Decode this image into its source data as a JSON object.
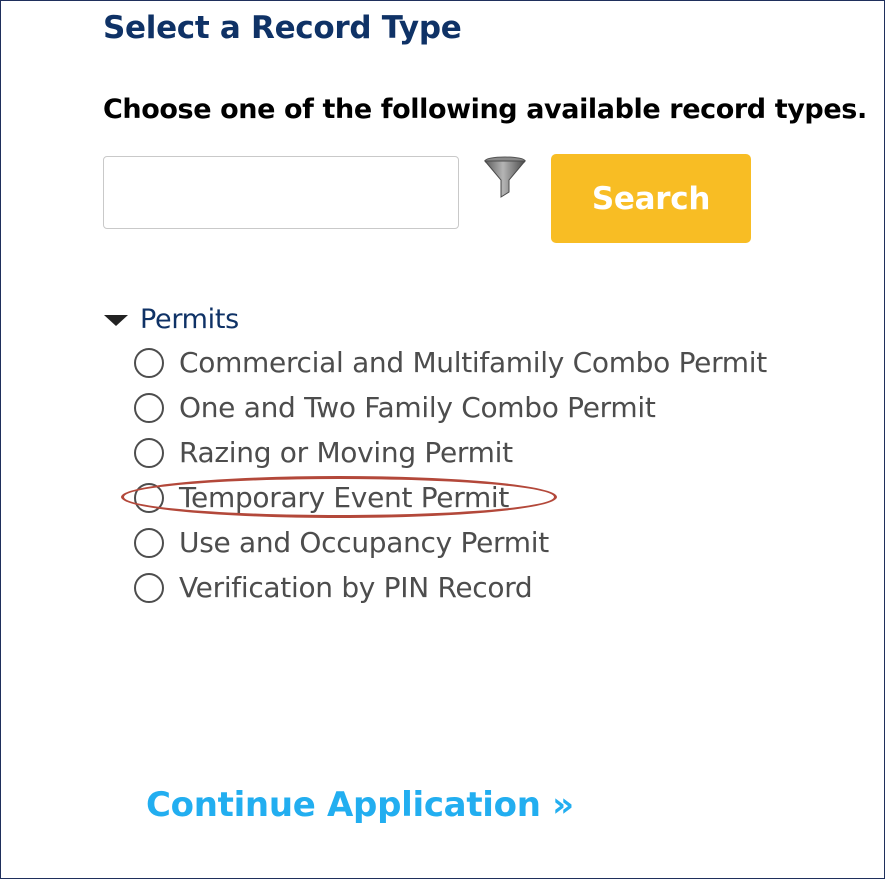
{
  "page": {
    "title": "Select a Record Type",
    "instruction": "Choose one of the following available record types."
  },
  "search": {
    "input_value": "",
    "placeholder": "",
    "filter_icon": "filter-funnel-icon",
    "button_label": "Search",
    "button_color": "#f8bd24"
  },
  "record_types": {
    "group_label": "Permits",
    "expanded": true,
    "options": [
      {
        "label": "Commercial and Multifamily Combo Permit",
        "selected": false
      },
      {
        "label": "One and Two Family Combo Permit",
        "selected": false
      },
      {
        "label": "Razing or Moving Permit",
        "selected": false
      },
      {
        "label": "Temporary Event Permit",
        "selected": false,
        "highlighted": true
      },
      {
        "label": "Use and Occupancy Permit",
        "selected": false
      },
      {
        "label": "Verification by PIN Record",
        "selected": false
      }
    ]
  },
  "actions": {
    "continue_label": "Continue Application »"
  },
  "colors": {
    "title": "#0f3266",
    "link": "#22aef0",
    "highlight_annotation": "#b3483a",
    "border": "#1f2f5c"
  }
}
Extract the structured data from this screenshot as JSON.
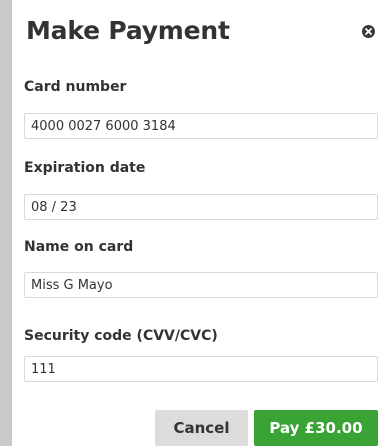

• • • • •

From the listing above, copy out each line where the word "this" appears.

■ REPLY TO THE EXERCISE ■
Decode this image into its source data as a JSON object.
Extract the structured data from this screenshot as JSON.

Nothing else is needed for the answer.